WHAT THIS TASK INVOLVES » Check each line of the entries below for the string "JSON"; copy every line where it appears.
begin RAW DATA
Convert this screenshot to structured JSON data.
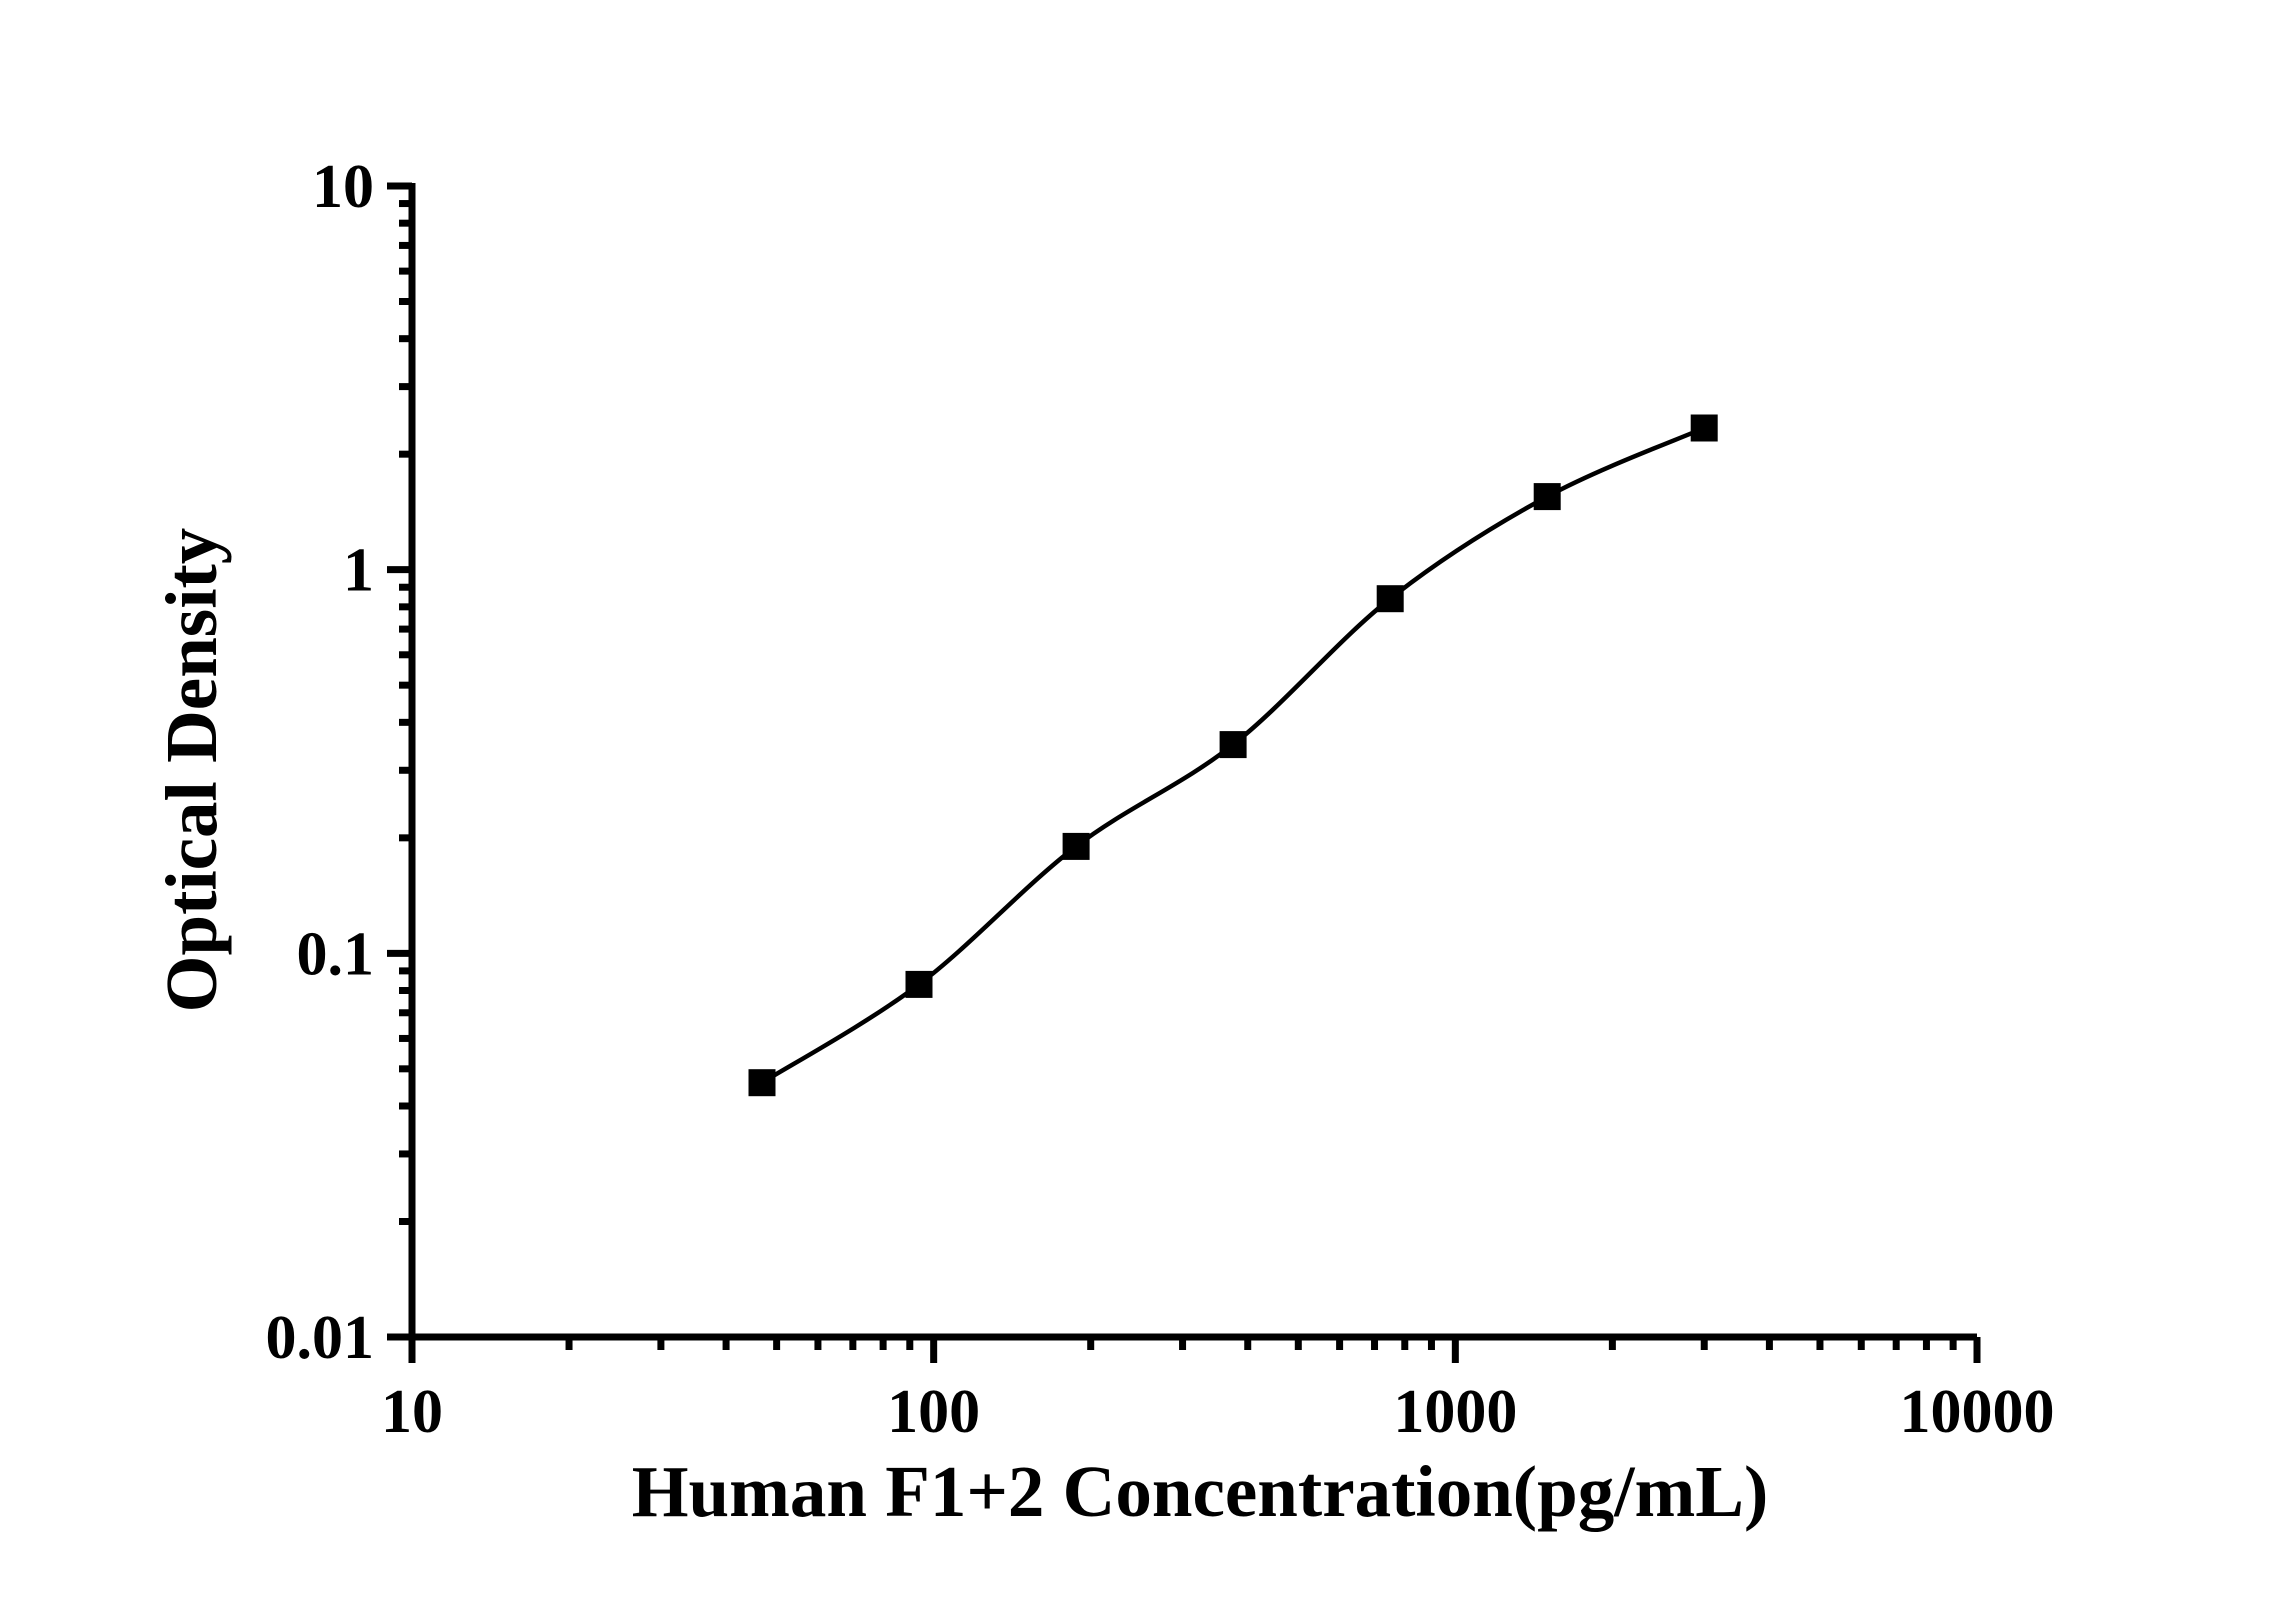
{
  "chart_data": {
    "type": "scatter",
    "title": "",
    "xlabel": "Human F1+2 Concentration(pg/mL)",
    "ylabel": "Optical Density",
    "x_scale": "log",
    "y_scale": "log",
    "xlim": [
      10,
      10000
    ],
    "ylim": [
      0.01,
      10
    ],
    "x_tick_labels": [
      "10",
      "100",
      "1000",
      "10000"
    ],
    "y_tick_labels": [
      "0.01",
      "0.1",
      "1",
      "10"
    ],
    "x": [
      46.88,
      93.75,
      187.5,
      375,
      750,
      1500,
      3000
    ],
    "y": [
      0.046,
      0.083,
      0.19,
      0.35,
      0.84,
      1.55,
      2.34
    ],
    "marker": "filled-square",
    "line": "smooth-fit",
    "grid": false,
    "legend": "none",
    "colors": {
      "foreground": "#000000",
      "background": "#ffffff"
    }
  }
}
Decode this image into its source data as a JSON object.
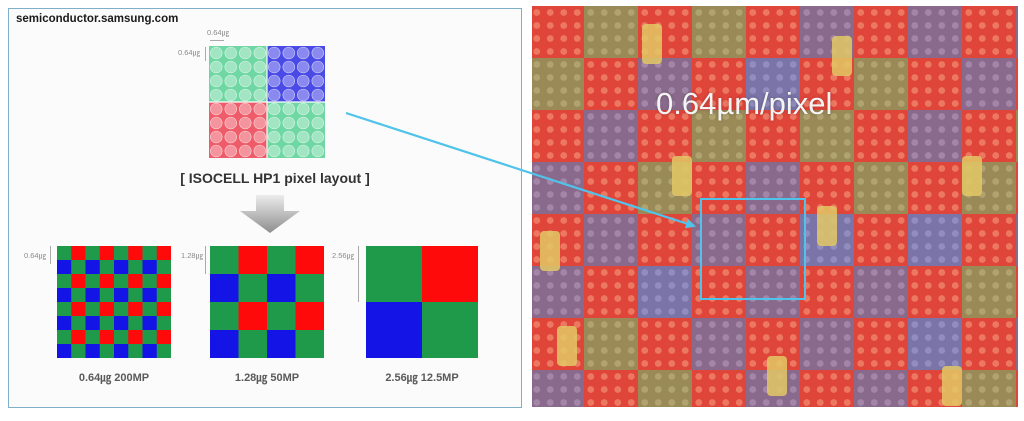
{
  "source_label": "semiconductor.samsung.com",
  "top_dim_width": "0.64㎍",
  "top_dim_height": "0.64㎍",
  "layout_title": "[ ISOCELL HP1 pixel layout ]",
  "grids": [
    {
      "dim": "0.64㎍",
      "caption": "0.64㎍ 200MP"
    },
    {
      "dim": "1.28㎍",
      "caption": "1.28㎍ 50MP"
    },
    {
      "dim": "2.56㎍",
      "caption": "2.56㎍ 12.5MP"
    }
  ],
  "micrograph_label": "0.64µm/pixel",
  "colors": {
    "green": "#1f9a4b",
    "blue": "#1414e6",
    "red": "#ff0a0a",
    "light_green": "#6fd7a3",
    "light_blue": "#4a4ae6",
    "light_red": "#ee5c6a",
    "pointer": "#4fc3ea",
    "panel_border": "#7fb0c9"
  },
  "icons": {
    "arrow": "down-arrow-icon",
    "pointer": "pointer-arrow-icon"
  }
}
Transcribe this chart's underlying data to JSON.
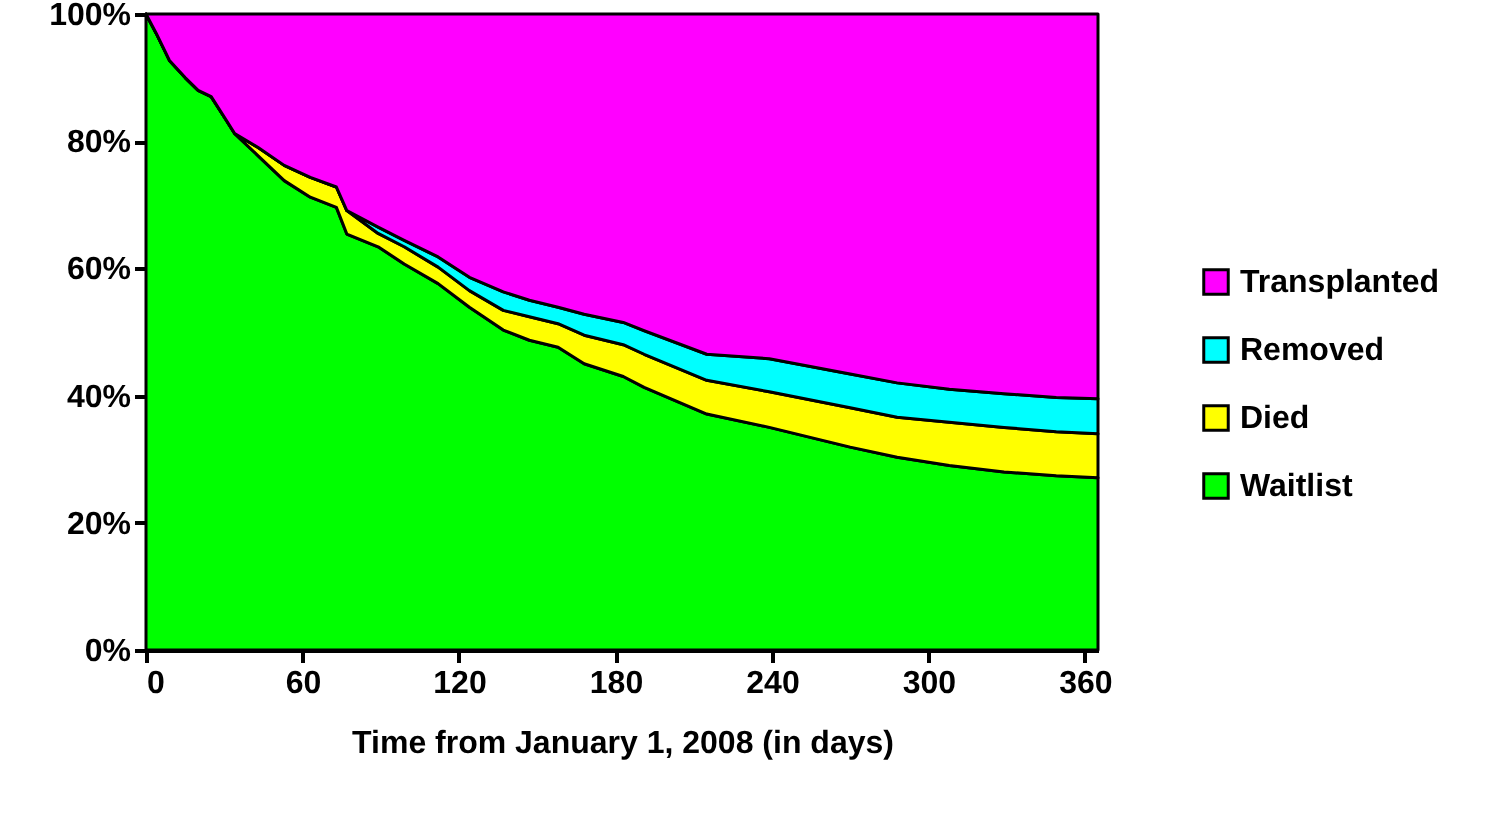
{
  "chart_data": {
    "type": "area",
    "stacked": true,
    "xlabel": "Time from January 1, 2008 (in days)",
    "x": [
      0,
      4,
      9,
      15,
      20,
      25,
      30,
      34,
      43,
      53,
      63,
      73,
      77,
      89,
      99,
      112,
      124,
      137,
      147,
      158,
      168,
      183,
      191,
      215,
      239,
      270,
      288,
      308,
      329,
      349,
      365
    ],
    "series": [
      {
        "name": "Waitlist",
        "color": "#00ff00",
        "values": [
          100,
          96.9,
          92.7,
          90,
          88,
          87,
          83.8,
          81.2,
          77.7,
          73.8,
          71.2,
          69.6,
          65.4,
          63.4,
          60.7,
          57.6,
          53.9,
          50.3,
          48.7,
          47.6,
          45,
          43,
          41.3,
          37.1,
          35,
          31.9,
          30.3,
          29,
          28,
          27.4,
          27.1
        ]
      },
      {
        "name": "Died",
        "color": "#ffff00",
        "values": [
          0,
          0,
          0,
          0,
          0,
          0,
          0,
          0,
          1.3,
          2.4,
          3.1,
          3.2,
          3.7,
          2.1,
          2.7,
          2.6,
          2.6,
          3.1,
          3.7,
          3.7,
          4.5,
          5,
          5.2,
          5.3,
          5.6,
          6.2,
          6.3,
          6.8,
          7,
          6.9,
          6.9
        ]
      },
      {
        "name": "Removed",
        "color": "#00ffff",
        "values": [
          0,
          0,
          0,
          0,
          0,
          0,
          0,
          0,
          0,
          0,
          0,
          0,
          0,
          1,
          1,
          1.6,
          2.1,
          2.9,
          2.6,
          2.6,
          3.3,
          3.5,
          3.7,
          4.1,
          5.2,
          5.3,
          5.4,
          5.2,
          5.3,
          5.4,
          5.5
        ]
      },
      {
        "name": "Transplanted",
        "color": "#ff00ff",
        "values": [
          0,
          3.1,
          7.3,
          10,
          12,
          13,
          16.2,
          18.8,
          21,
          23.8,
          25.7,
          27.2,
          30.9,
          33.5,
          35.6,
          38.2,
          41.4,
          43.7,
          45,
          46.1,
          47.2,
          48.5,
          49.8,
          53.5,
          54.2,
          56.6,
          58,
          59,
          59.7,
          60.3,
          60.5
        ]
      }
    ],
    "xlim": [
      0,
      365
    ],
    "xticks": [
      0,
      60,
      120,
      180,
      240,
      300,
      360
    ],
    "ylim": [
      0,
      100
    ],
    "yticks": [
      {
        "value": 0,
        "label": "0%"
      },
      {
        "value": 20,
        "label": "20%"
      },
      {
        "value": 40,
        "label": "40%"
      },
      {
        "value": 60,
        "label": "60%"
      },
      {
        "value": 80,
        "label": "80%"
      },
      {
        "value": 100,
        "label": "100%"
      }
    ],
    "legend": "right"
  }
}
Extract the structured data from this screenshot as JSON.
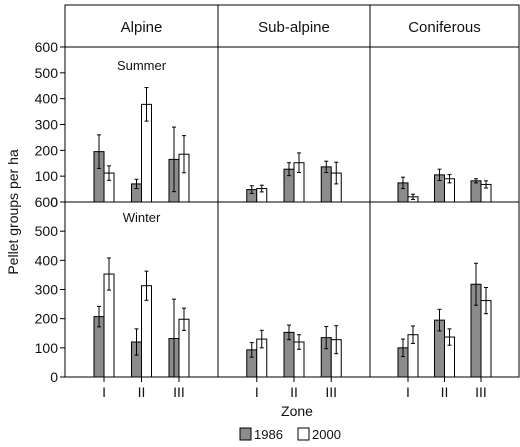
{
  "chart_data": {
    "type": "bar",
    "ylabel": "Pellet groups per ha",
    "xlabel": "Zone",
    "ylim": [
      0,
      600
    ],
    "yticks": [
      0,
      100,
      200,
      300,
      400,
      500,
      600
    ],
    "categories": [
      "I",
      "II",
      "III"
    ],
    "columns": [
      "Alpine",
      "Sub-alpine",
      "Coniferous"
    ],
    "rows": [
      "Summer",
      "Winter"
    ],
    "series_colors": {
      "1986": "#8c8c8c",
      "2000": "#ffffff"
    },
    "legend": {
      "placement": "bottom-center",
      "labels": [
        "1986",
        "2000"
      ]
    },
    "grid": false,
    "panels": [
      {
        "row": "Summer",
        "column": "Alpine",
        "series": [
          {
            "name": "1986",
            "values": [
              195,
              70,
              165
            ],
            "errors": [
              65,
              18,
              125
            ]
          },
          {
            "name": "2000",
            "values": [
              112,
              378,
              185
            ],
            "errors": [
              28,
              65,
              72
            ]
          }
        ]
      },
      {
        "row": "Summer",
        "column": "Sub-alpine",
        "series": [
          {
            "name": "1986",
            "values": [
              48,
              127,
              136
            ],
            "errors": [
              15,
              25,
              22
            ]
          },
          {
            "name": "2000",
            "values": [
              52,
              152,
              112
            ],
            "errors": [
              13,
              38,
              42
            ]
          }
        ]
      },
      {
        "row": "Summer",
        "column": "Coniferous",
        "series": [
          {
            "name": "1986",
            "values": [
              74,
              105,
              82
            ],
            "errors": [
              22,
              22,
              8
            ]
          },
          {
            "name": "2000",
            "values": [
              20,
              90,
              68
            ],
            "errors": [
              10,
              16,
              14
            ]
          }
        ]
      },
      {
        "row": "Winter",
        "column": "Alpine",
        "series": [
          {
            "name": "1986",
            "values": [
              207,
              120,
              132
            ],
            "errors": [
              35,
              45,
              135
            ]
          },
          {
            "name": "2000",
            "values": [
              353,
              313,
              198
            ],
            "errors": [
              55,
              50,
              38
            ]
          }
        ]
      },
      {
        "row": "Winter",
        "column": "Sub-alpine",
        "series": [
          {
            "name": "1986",
            "values": [
              93,
              153,
              135
            ],
            "errors": [
              25,
              25,
              38
            ]
          },
          {
            "name": "2000",
            "values": [
              130,
              120,
              128
            ],
            "errors": [
              30,
              25,
              48
            ]
          }
        ]
      },
      {
        "row": "Winter",
        "column": "Coniferous",
        "series": [
          {
            "name": "1986",
            "values": [
              100,
              195,
              318
            ],
            "errors": [
              30,
              37,
              72
            ]
          },
          {
            "name": "2000",
            "values": [
              145,
              137,
              262
            ],
            "errors": [
              30,
              28,
              45
            ]
          }
        ]
      }
    ]
  }
}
end RAW DATA
RESPONSE TO THIS EXERCISE »
Convert this screenshot to structured JSON data.
Decode this image into its source data as a JSON object.
Transcribe this chart's underlying data to JSON.
Extract the structured data from this screenshot as JSON.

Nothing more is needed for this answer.